### Short problem
Every line that contains the word "آقای" should be copied.
--- Start of Recorded data ---
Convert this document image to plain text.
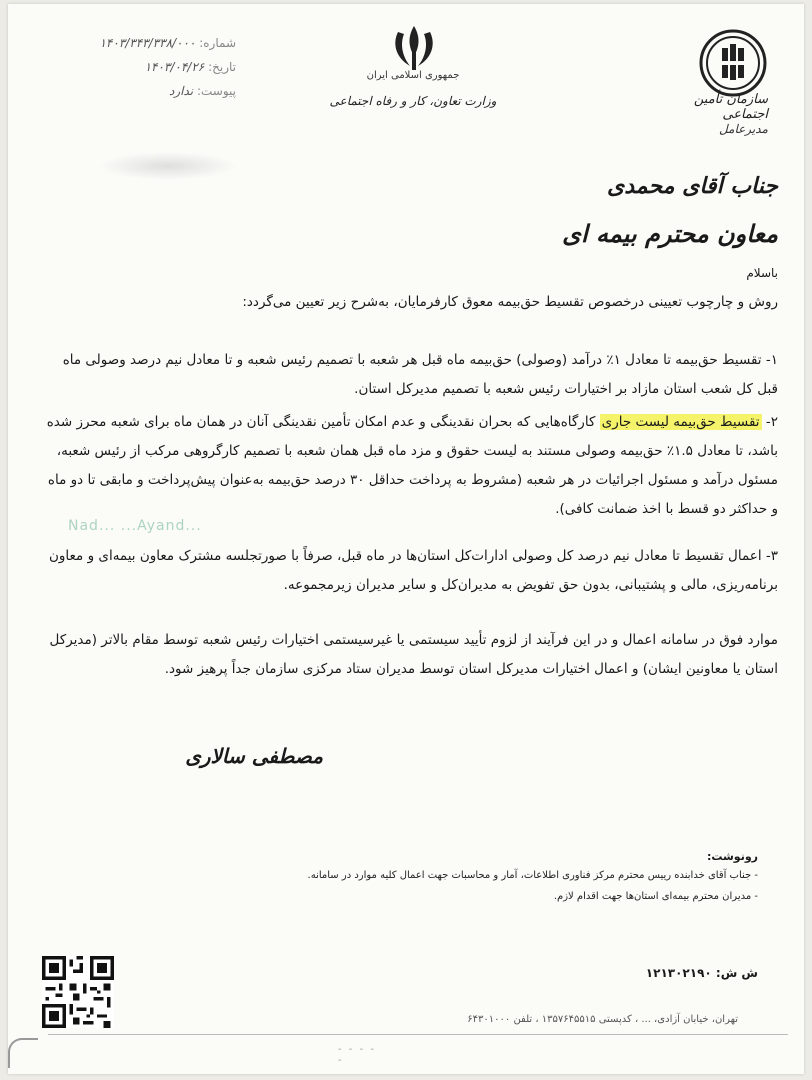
سازمان تأمین اجتماعی
مدیرعامل
جمهوری اسلامی ایران
وزارت تعاون، کار و رفاه اجتماعی
شماره: ۱۴۰۳/۳۴۳/۳۳۸/۰۰۰
تاریخ: ۱۴۰۳/۰۴/۲۶
پیوست: ندارد
جناب آقای محمدی
معاون محترم بیمه ای
باسلام
روش و چارچوب تعیینی درخصوص تقسیط حق‌بیمه معوق کارفرمایان، به‌شرح زیر تعیین می‌گردد:
۱- تقسیط حق‌بیمه تا معادل ۱٪ درآمد (وصولی) حق‌بیمه ماه قبل هر شعبه با تصمیم رئیس شعبه و تا معادل نیم درصد وصولی ماه قبل کل شعب استان مازاد بر اختیارات رئیس شعبه با تصمیم مدیرکل استان.
۲- تقسیط حق‌بیمه لیست جاری کارگاه‌هایی که بحران نقدینگی و عدم امکان تأمین نقدینگی آنان در همان ماه برای شعبه محرز شده باشد، تا معادل ۱.۵٪ حق‌بیمه وصولی مستند به لیست حقوق و مزد ماه قبل همان شعبه با تصمیم کارگروهی مرکب از رئیس شعبه، مسئول درآمد و مسئول اجرائیات در هر شعبه (مشروط به پرداخت حداقل ۳۰ درصد حق‌بیمه به‌عنوان پیش‌پرداخت و مابقی تا دو ماه و حداکثر دو قسط با اخذ ضمانت کافی).
Nad... ...Ayand...
۳- اعمال تقسیط تا معادل نیم درصد کل وصولی ادارات‌کل استان‌ها در ماه قبل، صرفاً با صورتجلسه مشترک معاون بیمه‌ای و معاون برنامه‌ریزی، مالی و پشتیبانی، بدون حق تفویض به مدیران‌کل و سایر مدیران زیرمجموعه.
موارد فوق در سامانه اعمال و در این فرآیند از لزوم تأیید سیستمی یا غیرسیستمی اختیارات رئیس شعبه توسط مقام بالاتر (مدیرکل استان یا معاونین ایشان) و اعمال اختیارات مدیرکل استان توسط مدیران ستاد مرکزی سازمان جداً پرهیز شود.
مصطفی سالاری
رونوشت:
- جناب آقای خدابنده رییس محترم مرکز فناوری اطلاعات، آمار و محاسبات جهت اعمال کلیه موارد در سامانه.
- مدیران محترم بیمه‌ای استان‌ها جهت اقدام لازم.
ش ش: ۱۲۱۳۰۲۱۹۰
تهران، خیابان آزادی، ... ، کدپستی ۱۳۵۷۶۴۵۵۱۵ ، تلفن ۶۴۳۰۱۰۰۰
- - - - -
--- End of Recorded data ---
### Result of the exercise
جناب آقای محمدی
- جناب آقای خدابنده رییس محترم مرکز فناوری اطلاعات، آمار و محاسبات جهت اعمال کلیه موارد در سامانه.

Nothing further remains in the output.